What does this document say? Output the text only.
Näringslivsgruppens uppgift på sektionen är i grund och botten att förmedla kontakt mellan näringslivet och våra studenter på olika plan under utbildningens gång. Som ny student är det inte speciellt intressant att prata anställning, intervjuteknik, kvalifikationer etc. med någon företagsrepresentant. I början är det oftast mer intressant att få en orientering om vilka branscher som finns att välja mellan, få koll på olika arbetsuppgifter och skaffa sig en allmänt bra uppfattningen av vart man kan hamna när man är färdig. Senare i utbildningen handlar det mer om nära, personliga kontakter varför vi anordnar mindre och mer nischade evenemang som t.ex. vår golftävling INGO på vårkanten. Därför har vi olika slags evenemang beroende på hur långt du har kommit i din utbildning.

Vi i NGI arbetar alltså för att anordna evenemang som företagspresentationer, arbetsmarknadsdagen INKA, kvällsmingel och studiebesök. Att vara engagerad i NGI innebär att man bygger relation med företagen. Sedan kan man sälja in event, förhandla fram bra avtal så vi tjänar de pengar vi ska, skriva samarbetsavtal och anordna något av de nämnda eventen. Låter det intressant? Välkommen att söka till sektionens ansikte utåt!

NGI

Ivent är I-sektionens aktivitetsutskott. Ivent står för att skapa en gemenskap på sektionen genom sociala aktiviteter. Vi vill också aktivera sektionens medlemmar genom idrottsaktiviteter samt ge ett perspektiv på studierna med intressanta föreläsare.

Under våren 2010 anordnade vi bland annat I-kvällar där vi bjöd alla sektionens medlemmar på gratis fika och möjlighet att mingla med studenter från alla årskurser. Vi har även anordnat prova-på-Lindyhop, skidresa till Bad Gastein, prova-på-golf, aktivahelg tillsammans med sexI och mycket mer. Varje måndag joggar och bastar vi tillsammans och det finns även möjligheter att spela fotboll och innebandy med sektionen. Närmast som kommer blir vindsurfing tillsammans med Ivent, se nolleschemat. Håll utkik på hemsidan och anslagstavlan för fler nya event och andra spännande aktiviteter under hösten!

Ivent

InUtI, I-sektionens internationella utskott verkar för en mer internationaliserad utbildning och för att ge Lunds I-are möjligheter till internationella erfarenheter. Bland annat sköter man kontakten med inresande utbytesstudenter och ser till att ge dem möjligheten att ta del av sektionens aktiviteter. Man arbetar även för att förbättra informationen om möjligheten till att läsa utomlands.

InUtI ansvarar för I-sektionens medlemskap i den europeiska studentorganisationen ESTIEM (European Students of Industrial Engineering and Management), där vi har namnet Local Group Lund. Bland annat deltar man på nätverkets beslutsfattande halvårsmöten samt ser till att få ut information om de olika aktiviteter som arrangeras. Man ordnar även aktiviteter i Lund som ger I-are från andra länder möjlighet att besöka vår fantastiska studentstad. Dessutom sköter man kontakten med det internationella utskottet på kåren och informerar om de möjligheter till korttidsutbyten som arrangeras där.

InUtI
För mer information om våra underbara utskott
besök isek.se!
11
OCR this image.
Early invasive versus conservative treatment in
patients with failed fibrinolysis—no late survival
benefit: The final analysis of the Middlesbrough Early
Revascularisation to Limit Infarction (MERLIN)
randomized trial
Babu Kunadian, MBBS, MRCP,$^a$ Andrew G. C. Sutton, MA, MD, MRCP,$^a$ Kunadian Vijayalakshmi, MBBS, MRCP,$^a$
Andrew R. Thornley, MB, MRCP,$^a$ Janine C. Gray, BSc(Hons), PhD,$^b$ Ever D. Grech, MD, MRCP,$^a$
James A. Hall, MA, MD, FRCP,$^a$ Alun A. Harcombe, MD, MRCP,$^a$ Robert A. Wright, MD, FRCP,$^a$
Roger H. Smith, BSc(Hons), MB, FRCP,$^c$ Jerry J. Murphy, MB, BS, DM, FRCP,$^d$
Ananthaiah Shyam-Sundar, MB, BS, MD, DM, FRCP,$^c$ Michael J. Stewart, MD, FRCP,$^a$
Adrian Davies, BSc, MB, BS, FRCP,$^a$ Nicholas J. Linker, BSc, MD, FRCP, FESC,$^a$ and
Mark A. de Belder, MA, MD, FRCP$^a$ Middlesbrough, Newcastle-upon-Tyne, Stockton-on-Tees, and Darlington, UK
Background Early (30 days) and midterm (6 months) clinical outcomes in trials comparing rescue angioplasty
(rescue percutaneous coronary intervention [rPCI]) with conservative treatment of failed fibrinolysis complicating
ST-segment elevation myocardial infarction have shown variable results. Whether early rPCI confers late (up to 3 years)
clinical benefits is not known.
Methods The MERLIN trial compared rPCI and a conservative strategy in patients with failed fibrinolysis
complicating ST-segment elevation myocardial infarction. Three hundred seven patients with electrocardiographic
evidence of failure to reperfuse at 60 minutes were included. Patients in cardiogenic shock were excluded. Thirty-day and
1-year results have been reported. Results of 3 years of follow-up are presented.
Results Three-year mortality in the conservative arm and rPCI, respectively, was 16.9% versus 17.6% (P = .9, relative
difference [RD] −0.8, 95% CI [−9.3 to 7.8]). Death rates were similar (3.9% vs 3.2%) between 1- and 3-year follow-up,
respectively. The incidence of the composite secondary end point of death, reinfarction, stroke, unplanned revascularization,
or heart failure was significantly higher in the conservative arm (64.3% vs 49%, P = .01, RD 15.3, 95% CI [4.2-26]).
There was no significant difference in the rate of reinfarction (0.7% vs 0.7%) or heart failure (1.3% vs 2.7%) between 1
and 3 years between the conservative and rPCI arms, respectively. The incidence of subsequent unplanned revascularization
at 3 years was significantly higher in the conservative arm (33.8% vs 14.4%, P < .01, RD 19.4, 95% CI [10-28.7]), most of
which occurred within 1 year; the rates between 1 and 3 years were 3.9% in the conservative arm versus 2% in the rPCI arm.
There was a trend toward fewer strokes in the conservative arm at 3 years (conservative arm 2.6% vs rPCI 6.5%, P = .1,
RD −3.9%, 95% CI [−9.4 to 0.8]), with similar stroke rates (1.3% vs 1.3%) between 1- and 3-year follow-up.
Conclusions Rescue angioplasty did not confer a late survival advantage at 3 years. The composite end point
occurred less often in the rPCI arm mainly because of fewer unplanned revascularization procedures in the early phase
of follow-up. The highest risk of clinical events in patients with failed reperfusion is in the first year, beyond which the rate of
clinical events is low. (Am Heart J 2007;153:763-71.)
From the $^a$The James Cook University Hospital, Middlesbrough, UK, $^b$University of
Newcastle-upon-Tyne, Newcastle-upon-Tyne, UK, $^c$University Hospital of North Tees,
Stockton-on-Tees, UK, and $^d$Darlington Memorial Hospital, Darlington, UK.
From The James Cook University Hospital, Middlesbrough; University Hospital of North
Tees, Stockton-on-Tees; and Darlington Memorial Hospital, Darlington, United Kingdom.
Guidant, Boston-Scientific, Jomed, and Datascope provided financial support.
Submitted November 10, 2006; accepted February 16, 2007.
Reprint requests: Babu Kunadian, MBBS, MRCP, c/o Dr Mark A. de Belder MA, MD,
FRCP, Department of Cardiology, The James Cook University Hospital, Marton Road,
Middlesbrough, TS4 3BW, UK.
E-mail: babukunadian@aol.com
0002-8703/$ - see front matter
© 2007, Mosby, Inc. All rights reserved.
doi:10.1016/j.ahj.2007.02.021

******************************

PROBLEM REQUIREMENTS >>
Retype the material above in full, exactly.

RESPONSE FOR THIS EXERCISE >>
What does this document say? Output the text only.
Näringslivsgruppens uppgift på sektionen är i grund och botten att förmedla kontakt mellan näringslivet och våra studenter på olika plan under utbildningens gång. Som ny student är det inte speciellt intressant att prata anställning, intervjuteknik, kvalifikationer etc. med någon företagsrepresentant. I början är det oftast mer intressant att få en orientering om vilka branscher som finns att välja mellan, få koll på olika arbetsuppgifter och skaffa sig en allmänt bra uppfattningen av vart man kan hamna när man är färdig. Senare i utbildningen handlar det mer om nära, personliga kontakter varför vi anordnar mindre och mer nischade evenemang som t.ex. vår golftävling INGO på vårkanten. Därför har vi olika slags evenemang beroende på hur långt du har kommit i din utbildning.

Vi i NGI arbetar alltså för att anordna evenemang som företagspresentationer, arbetsmarknadsdagen INKA, kvällsmingel och studiebesök. Att vara engagerad i NGI innebär att man bygger relation med företagen. Sedan kan man sälja in event, förhandla fram bra avtal så vi tjänar de pengar vi ska, skriva samarbetsavtal och anordna något av de nämnda eventen. Låter det intressant? Välkommen att söka till sektionens ansikte utåt!

NGI

Ivent är I-sektionens aktivitetsutskott. Ivent står för att skapa en gemenskap på sektionen genom sociala aktiviteter. Vi vill också aktivera sektionens medlemmar genom idrottsaktiviteter samt ge ett perspektiv på studierna med intressanta föreläsare.

Under våren 2010 anordnade vi bland annat I-kvällar där vi bjöd alla sektionens medlemmar på gratis fika och möjlighet att mingla med studenter från alla årskurser. Vi har även anordnat prova-på-Lindyhop, skidresa till Bad Gastein, prova-på-golf, aktivahelg tillsammans med sexI och mycket mer. Varje måndag joggar och bastar vi tillsammans och det finns även möjligheter att spela fotboll och innebandy med sektionen. Närmast som kommer blir vindsurfing tillsammans med Ivent, se nolleschemat. Håll utkik på hemsidan och anslagstavlan för fler nya event och andra spännande aktiviteter under hösten!

Ivent

InUtI, I-sektionens internationella utskott verkar för en mer internationaliserad utbildning och för att ge Lunds I-are möjligheter till internationella erfarenheter. Bland annat sköter man kontakten med inresande utbytesstudenter och ser till att ge dem möjligheten att ta del av sektionens aktiviteter. Man arbetar även för att förbättra informationen om möjligheten till att läsa utomlands.

InUtI ansvarar för I-sektionens medlemskap i den europeiska studentorganisationen ESTIEM (European Students of Industrial Engineering and Management), där vi har namnet Local Group Lund. Bland annat deltar man på nätverkets beslutsfattande halvårsmöten samt ser till att få ut information om de olika aktiviteter som arrangeras. Man ordnar även aktiviteter i Lund som ger I-are från andra länder möjlighet att besöka vår fantastiska studentstad. Dessutom sköter man kontakten med det internationella utskottet på kåren och informerar om de möjligheter till korttidsutbyten som arrangeras där.

InUtI
För mer information om våra underbara utskott
besök isek.se!
11
OCR this image.
Early invasive versus conservative treatment in
patients with failed fibrinolysis—no late survival
benefit: The final analysis of the Middlesbrough Early
Revascularisation to Limit Infarction (MERLIN)
randomized trial
Babu Kunadian, MBBS, MRCP,$^a$ Andrew G. C. Sutton, MA, MD, MRCP,$^a$ Kunadian Vijayalakshmi, MBBS, MRCP,$^a$
Andrew R. Thornley, MB, MRCP,$^a$ Janine C. Gray, BSc(Hons), PhD,$^b$ Ever D. Grech, MD, MRCP,$^a$
James A. Hall, MA, MD, FRCP,$^a$ Alun A. Harcombe, MD, MRCP,$^a$ Robert A. Wright, MD, FRCP,$^a$
Roger H. Smith, BSc(Hons), MB, FRCP,$^c$ Jerry J. Murphy, MB, BS, DM, FRCP,$^d$
Ananthaiah Shyam-Sundar, MB, BS, MD, DM, FRCP,$^c$ Michael J. Stewart, MD, FRCP,$^a$
Adrian Davies, BSc, MB, BS, FRCP,$^a$ Nicholas J. Linker, BSc, MD, FRCP, FESC,$^a$ and
Mark A. de Belder, MA, MD, FRCP$^a$ Middlesbrough, Newcastle-upon-Tyne, Stockton-on-Tees, and Darlington, UK
Background Early (30 days) and midterm (6 months) clinical outcomes in trials comparing rescue angioplasty
(rescue percutaneous coronary intervention [rPCI]) with conservative treatment of failed fibrinolysis complicating
ST-segment elevation myocardial infarction have shown variable results. Whether early rPCI confers late (up to 3 years)
clinical benefits is not known.
Methods The MERLIN trial compared rPCI and a conservative strategy in patients with failed fibrinolysis
complicating ST-segment elevation myocardial infarction. Three hundred seven patients with electrocardiographic
evidence of failure to reperfuse at 60 minutes were included. Patients in cardiogenic shock were excluded. Thirty-day and
1-year results have been reported. Results of 3 years of follow-up are presented.
Results Three-year mortality in the conservative arm and rPCI, respectively, was 16.9% versus 17.6% (P = .9, relative
difference [RD] −0.8, 95% CI [−9.3 to 7.8]). Death rates were similar (3.9% vs 3.2%) between 1- and 3-year follow-up,
respectively. The incidence of the composite secondary end point of death, reinfarction, stroke, unplanned revascularization,
or heart failure was significantly higher in the conservative arm (64.3% vs 49%, P = .01, RD 15.3, 95% CI [4.2-26]).
There was no significant difference in the rate of reinfarction (0.7% vs 0.7%) or heart failure (1.3% vs 2.7%) between 1
and 3 years between the conservative and rPCI arms, respectively. The incidence of subsequent unplanned revascularization
at 3 years was significantly higher in the conservative arm (33.8% vs 14.4%, P < .01, RD 19.4, 95% CI [10-28.7]), most of
which occurred within 1 year; the rates between 1 and 3 years were 3.9% in the conservative arm versus 2% in the rPCI arm.
There was a trend toward fewer strokes in the conservative arm at 3 years (conservative arm 2.6% vs rPCI 6.5%, P = .1,
RD −3.9%, 95% CI [−9.4 to 0.8]), with similar stroke rates (1.3% vs 1.3%) between 1- and 3-year follow-up.
Conclusions Rescue angioplasty did not confer a late survival advantage at 3 years. The composite end point
occurred less often in the rPCI arm mainly because of fewer unplanned revascularization procedures in the early phase
of follow-up. The highest risk of clinical events in patients with failed reperfusion is in the first year, beyond which the rate of
clinical events is low. (Am Heart J 2007;153:763-71.)
From the $^a$The James Cook University Hospital, Middlesbrough, UK, $^b$University of
Newcastle-upon-Tyne, Newcastle-upon-Tyne, UK, $^c$University Hospital of North Tees,
Stockton-on-Tees, UK, and $^d$Darlington Memorial Hospital, Darlington, UK.
From The James Cook University Hospital, Middlesbrough; University Hospital of North
Tees, Stockton-on-Tees; and Darlington Memorial Hospital, Darlington, United Kingdom.
Guidant, Boston-Scientific, Jomed, and Datascope provided financial support.
Submitted November 10, 2006; accepted February 16, 2007.
Reprint requests: Babu Kunadian, MBBS, MRCP, c/o Dr Mark A. de Belder MA, MD,
FRCP, Department of Cardiology, The James Cook University Hospital, Marton Road,
Middlesbrough, TS4 3BW, UK.
E-mail: babukunadian@aol.com
0002-8703/$ - see front matter
© 2007, Mosby, Inc. All rights reserved.
doi:10.1016/j.ahj.2007.02.021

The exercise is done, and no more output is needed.